--- start Items ---

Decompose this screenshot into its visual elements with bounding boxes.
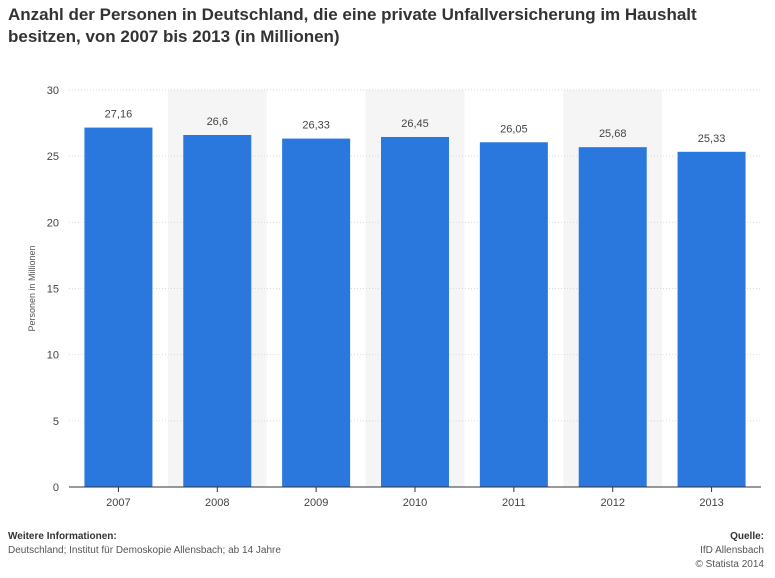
data-label: 27,16 <box>105 109 133 121</box>
x-tick-label: 2013 <box>699 497 723 509</box>
y-tick-label: 25 <box>47 151 59 163</box>
x-tick-label: 2010 <box>403 497 427 509</box>
y-tick-label: 20 <box>47 217 59 229</box>
copyright: © Statista 2014 <box>695 559 764 570</box>
chart-title: Anzahl der Personen in Deutschland, die … <box>8 4 768 48</box>
bar-2007 <box>84 127 153 487</box>
x-tick-label: 2008 <box>205 497 229 509</box>
y-tick-label: 5 <box>53 416 59 428</box>
y-axis-title: Personen in Millionen <box>27 245 37 331</box>
bar-2009 <box>282 138 351 487</box>
chart-title-line-2: besitzen, von 2007 bis 2013 (in Millione… <box>8 27 340 46</box>
bar-2008 <box>183 134 252 487</box>
data-label: 26,05 <box>500 123 528 135</box>
footer-source: Quelle: IfD Allensbach © Statista 2014 <box>695 530 764 572</box>
data-label: 26,33 <box>302 120 330 132</box>
data-label: 25,68 <box>599 128 627 140</box>
info-text: Deutschland; Institut für Demoskopie All… <box>8 545 281 556</box>
footer-info: Weitere Informationen: Deutschland; Inst… <box>8 530 281 558</box>
bar-2012 <box>578 147 647 487</box>
x-tick-label: 2009 <box>304 497 328 509</box>
y-tick-label: 10 <box>47 350 59 362</box>
x-tick-label: 2012 <box>600 497 624 509</box>
bar-2011 <box>479 142 548 487</box>
data-label: 26,45 <box>401 118 429 130</box>
chart-title-line-1: Anzahl der Personen in Deutschland, die … <box>8 5 697 24</box>
source-heading: Quelle: <box>730 531 764 542</box>
y-tick-label: 30 <box>47 85 59 97</box>
y-tick-label: 15 <box>47 284 59 296</box>
bar-2013 <box>677 151 746 487</box>
y-tick-label: 0 <box>53 482 59 494</box>
bar-chart: 0 5 10 15 20 25 30 27,16 2007 26,6 2008 26,33 2009 26… <box>27 85 761 509</box>
source-name: IfD Allensbach <box>700 545 764 556</box>
data-label: 25,33 <box>698 133 726 145</box>
x-tick-label: 2007 <box>106 497 130 509</box>
info-heading: Weitere Informationen: <box>8 531 117 542</box>
bar-2010 <box>381 136 449 487</box>
x-tick-label: 2011 <box>502 497 526 509</box>
data-label: 26,6 <box>207 116 228 128</box>
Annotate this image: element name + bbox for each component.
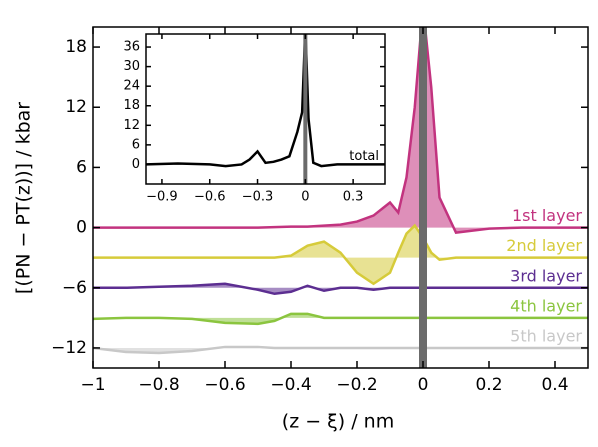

--- end Items ---

Copy out all of the data above word for word, leaving out the pictures.

Decompose this screenshot into its visual elements with bounding boxes.
data-label: 27,16 <box>105 109 133 121</box>
x-tick-label: 2013 <box>699 497 723 509</box>
y-tick-label: 25 <box>47 151 59 163</box>
x-tick-label: 2010 <box>403 497 427 509</box>
y-tick-label: 20 <box>47 217 59 229</box>
copyright: © Statista 2014 <box>695 559 764 570</box>
chart-title: Anzahl der Personen in Deutschland, die … <box>8 4 768 48</box>
bar-2007 <box>84 127 153 487</box>
x-tick-label: 2008 <box>205 497 229 509</box>
y-tick-label: 5 <box>53 416 59 428</box>
y-axis-title: Personen in Millionen <box>27 245 37 331</box>
bar-2009 <box>282 138 351 487</box>
chart-title-line-2: besitzen, von 2007 bis 2013 (in Millione… <box>8 27 340 46</box>
bar-2008 <box>183 134 252 487</box>
data-label: 26,05 <box>500 123 528 135</box>
footer-source: Quelle: IfD Allensbach © Statista 2014 <box>695 530 764 572</box>
data-label: 26,33 <box>302 120 330 132</box>
data-label: 25,68 <box>599 128 627 140</box>
info-text: Deutschland; Institut für Demoskopie All… <box>8 545 281 556</box>
footer-info: Weitere Informationen: Deutschland; Inst… <box>8 530 281 558</box>
bar-2012 <box>578 147 647 487</box>
x-tick-label: 2009 <box>304 497 328 509</box>
y-tick-label: 10 <box>47 350 59 362</box>
x-tick-label: 2012 <box>600 497 624 509</box>
bar-2011 <box>479 142 548 487</box>
data-label: 26,45 <box>401 118 429 130</box>
chart-title-line-1: Anzahl der Personen in Deutschland, die … <box>8 5 697 24</box>
source-heading: Quelle: <box>730 531 764 542</box>
y-tick-label: 30 <box>47 85 59 97</box>
y-tick-label: 15 <box>47 284 59 296</box>
bar-2013 <box>677 151 746 487</box>
y-tick-label: 0 <box>53 482 59 494</box>
bar-chart: 0 5 10 15 20 25 30 27,16 2007 26,6 2008 26,33 2009 26… <box>27 85 761 509</box>
source-name: IfD Allensbach <box>700 545 764 556</box>
data-label: 25,33 <box>698 133 726 145</box>
x-tick-label: 2007 <box>106 497 130 509</box>
info-heading: Weitere Informationen: <box>8 531 117 542</box>
bar-2010 <box>381 136 449 487</box>
x-tick-label: 2011 <box>502 497 526 509</box>
data-label: 26,6 <box>207 116 228 128</box>
Annotate this image: element name + bbox for each component.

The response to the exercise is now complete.